**The problem:** Lift every line from the entries that includes the word "Planococcaceae".

**Supplied data:**
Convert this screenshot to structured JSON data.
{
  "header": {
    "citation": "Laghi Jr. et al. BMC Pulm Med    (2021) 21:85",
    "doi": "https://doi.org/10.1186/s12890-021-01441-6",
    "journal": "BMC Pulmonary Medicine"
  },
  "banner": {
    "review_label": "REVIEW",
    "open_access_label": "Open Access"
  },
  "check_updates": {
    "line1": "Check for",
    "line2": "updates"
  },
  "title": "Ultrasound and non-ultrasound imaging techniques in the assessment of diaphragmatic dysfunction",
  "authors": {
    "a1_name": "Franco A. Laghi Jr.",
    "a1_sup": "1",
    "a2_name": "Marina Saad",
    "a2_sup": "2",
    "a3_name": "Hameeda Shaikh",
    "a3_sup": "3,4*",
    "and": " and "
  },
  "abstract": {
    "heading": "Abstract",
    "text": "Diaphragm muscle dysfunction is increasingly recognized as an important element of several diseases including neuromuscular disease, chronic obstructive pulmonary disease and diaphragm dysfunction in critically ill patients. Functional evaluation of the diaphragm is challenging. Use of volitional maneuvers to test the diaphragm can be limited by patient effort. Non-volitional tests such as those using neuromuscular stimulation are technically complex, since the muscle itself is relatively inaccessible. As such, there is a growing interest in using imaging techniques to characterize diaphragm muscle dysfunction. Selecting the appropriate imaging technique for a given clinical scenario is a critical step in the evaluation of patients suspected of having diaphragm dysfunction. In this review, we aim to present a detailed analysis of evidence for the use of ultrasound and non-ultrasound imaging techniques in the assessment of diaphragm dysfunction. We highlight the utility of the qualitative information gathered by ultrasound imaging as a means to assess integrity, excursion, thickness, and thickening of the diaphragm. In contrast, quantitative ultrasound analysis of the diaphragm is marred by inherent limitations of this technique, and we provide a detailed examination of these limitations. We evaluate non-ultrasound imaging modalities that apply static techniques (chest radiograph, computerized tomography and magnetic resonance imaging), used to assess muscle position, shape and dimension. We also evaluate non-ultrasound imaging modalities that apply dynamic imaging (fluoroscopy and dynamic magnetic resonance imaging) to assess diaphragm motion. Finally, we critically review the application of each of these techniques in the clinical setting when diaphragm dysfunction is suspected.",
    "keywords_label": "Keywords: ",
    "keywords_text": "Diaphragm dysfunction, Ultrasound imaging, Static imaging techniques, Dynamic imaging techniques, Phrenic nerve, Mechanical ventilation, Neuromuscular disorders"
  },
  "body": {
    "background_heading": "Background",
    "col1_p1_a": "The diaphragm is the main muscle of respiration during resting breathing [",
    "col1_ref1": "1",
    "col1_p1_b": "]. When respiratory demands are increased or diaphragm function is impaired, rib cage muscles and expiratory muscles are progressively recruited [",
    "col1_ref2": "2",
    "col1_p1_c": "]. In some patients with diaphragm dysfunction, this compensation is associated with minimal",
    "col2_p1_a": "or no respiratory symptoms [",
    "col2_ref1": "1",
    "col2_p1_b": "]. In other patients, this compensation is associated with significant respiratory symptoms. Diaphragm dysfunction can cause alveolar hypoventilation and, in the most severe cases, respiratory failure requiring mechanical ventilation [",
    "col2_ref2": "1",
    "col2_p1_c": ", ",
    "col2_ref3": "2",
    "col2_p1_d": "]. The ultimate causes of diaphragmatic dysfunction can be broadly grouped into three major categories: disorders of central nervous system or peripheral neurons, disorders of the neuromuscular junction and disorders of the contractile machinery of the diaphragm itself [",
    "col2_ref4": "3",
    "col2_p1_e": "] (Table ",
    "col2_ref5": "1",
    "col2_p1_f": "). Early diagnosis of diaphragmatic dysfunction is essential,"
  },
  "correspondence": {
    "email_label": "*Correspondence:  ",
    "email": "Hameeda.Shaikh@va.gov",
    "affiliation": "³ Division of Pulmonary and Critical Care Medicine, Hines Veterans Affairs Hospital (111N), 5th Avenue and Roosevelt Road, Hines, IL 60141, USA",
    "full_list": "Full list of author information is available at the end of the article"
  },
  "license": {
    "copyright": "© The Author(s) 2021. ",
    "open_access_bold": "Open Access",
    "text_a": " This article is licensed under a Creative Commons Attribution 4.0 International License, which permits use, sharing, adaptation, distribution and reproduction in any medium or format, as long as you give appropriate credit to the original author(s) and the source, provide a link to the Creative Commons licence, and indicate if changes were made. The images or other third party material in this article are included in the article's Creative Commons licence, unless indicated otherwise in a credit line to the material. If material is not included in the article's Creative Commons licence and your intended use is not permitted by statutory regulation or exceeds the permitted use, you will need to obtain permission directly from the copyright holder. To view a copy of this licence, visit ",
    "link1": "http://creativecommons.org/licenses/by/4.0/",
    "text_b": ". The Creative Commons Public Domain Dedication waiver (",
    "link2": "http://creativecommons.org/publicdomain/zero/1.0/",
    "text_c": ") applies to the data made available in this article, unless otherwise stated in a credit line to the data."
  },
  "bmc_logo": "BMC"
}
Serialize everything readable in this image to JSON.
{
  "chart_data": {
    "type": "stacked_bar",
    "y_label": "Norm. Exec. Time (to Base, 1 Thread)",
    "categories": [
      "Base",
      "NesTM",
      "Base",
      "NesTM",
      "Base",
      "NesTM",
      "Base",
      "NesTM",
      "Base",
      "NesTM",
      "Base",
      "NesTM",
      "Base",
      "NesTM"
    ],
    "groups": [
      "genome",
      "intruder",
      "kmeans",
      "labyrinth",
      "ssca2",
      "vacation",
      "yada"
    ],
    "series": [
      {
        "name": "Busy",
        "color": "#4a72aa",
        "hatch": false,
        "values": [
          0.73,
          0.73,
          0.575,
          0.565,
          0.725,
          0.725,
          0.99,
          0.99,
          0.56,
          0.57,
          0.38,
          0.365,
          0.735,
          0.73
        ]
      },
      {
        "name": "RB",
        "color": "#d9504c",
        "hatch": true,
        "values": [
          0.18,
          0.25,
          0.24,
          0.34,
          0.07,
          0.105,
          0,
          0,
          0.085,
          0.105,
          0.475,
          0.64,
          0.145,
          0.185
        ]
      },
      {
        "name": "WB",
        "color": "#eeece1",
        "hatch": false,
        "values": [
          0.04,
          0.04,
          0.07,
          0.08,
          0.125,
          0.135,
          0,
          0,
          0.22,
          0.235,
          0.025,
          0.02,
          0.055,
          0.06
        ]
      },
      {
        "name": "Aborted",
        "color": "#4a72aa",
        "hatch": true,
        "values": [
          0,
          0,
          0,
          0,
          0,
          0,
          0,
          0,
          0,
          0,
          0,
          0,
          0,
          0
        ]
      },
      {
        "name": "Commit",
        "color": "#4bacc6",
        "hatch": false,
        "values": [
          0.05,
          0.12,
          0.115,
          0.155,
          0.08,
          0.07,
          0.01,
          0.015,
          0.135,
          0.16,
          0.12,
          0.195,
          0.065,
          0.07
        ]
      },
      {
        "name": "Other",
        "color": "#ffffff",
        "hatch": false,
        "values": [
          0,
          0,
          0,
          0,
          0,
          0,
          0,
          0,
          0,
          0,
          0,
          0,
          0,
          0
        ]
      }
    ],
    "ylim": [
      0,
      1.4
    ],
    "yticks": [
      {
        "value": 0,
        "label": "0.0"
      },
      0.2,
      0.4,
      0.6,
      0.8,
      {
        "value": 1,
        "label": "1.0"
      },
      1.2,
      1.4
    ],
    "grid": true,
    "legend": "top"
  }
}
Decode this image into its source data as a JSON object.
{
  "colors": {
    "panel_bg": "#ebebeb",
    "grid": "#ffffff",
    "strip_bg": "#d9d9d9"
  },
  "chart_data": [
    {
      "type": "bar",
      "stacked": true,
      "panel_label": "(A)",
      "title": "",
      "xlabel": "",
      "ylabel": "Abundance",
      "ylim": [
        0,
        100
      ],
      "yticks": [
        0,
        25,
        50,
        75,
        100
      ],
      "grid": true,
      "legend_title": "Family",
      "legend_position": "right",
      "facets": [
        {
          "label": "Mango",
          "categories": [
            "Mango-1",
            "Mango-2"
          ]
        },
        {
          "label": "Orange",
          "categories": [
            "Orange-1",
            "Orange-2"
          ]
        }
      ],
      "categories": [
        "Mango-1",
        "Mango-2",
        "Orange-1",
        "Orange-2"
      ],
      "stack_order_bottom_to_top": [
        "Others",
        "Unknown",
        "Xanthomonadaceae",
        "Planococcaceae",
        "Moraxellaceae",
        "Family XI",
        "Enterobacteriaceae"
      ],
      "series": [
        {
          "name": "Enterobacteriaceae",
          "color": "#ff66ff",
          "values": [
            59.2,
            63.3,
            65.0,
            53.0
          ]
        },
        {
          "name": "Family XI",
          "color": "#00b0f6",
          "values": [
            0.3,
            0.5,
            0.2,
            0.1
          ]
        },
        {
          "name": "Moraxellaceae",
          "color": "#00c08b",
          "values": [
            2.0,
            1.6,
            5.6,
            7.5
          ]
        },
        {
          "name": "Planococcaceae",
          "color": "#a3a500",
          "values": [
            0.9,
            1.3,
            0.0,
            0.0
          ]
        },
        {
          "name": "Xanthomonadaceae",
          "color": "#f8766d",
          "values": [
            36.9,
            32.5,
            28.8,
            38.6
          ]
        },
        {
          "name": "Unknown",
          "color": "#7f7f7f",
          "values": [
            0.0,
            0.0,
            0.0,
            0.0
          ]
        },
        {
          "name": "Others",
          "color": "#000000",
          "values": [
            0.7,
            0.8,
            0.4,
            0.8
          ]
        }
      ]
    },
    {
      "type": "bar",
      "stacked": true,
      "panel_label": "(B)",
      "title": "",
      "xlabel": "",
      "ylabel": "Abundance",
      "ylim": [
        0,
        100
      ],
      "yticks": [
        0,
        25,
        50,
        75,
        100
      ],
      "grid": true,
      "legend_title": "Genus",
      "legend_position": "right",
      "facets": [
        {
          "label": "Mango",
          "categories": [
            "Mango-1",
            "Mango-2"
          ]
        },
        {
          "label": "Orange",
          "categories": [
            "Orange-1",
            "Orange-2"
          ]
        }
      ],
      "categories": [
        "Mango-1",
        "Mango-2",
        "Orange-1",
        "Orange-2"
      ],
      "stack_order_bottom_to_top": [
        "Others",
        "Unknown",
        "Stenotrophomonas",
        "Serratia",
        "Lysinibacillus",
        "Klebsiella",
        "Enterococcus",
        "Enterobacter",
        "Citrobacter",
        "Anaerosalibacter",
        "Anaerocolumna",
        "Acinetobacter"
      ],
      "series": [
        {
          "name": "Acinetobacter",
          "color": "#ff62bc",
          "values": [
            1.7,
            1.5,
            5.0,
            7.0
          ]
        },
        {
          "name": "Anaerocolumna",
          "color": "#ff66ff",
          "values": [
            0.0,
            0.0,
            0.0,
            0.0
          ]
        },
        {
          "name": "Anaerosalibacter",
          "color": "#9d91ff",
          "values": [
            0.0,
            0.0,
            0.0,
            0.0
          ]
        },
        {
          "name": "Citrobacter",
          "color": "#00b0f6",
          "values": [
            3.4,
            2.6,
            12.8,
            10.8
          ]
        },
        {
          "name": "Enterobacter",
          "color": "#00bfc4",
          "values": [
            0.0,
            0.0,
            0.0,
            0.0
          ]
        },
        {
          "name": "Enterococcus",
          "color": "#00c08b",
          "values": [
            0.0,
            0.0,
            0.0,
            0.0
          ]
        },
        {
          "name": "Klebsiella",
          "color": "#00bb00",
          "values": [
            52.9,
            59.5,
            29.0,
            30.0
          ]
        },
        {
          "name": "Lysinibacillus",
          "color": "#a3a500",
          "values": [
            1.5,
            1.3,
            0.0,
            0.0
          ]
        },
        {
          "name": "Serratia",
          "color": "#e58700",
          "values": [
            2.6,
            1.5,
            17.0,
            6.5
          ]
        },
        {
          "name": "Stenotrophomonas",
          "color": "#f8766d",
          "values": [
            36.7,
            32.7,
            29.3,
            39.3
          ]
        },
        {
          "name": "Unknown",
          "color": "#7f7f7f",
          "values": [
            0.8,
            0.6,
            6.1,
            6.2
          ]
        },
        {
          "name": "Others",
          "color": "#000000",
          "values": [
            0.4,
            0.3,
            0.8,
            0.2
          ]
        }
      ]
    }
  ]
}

**Written answer:**
        "Planococcaceae",
          "name": "Planococcaceae",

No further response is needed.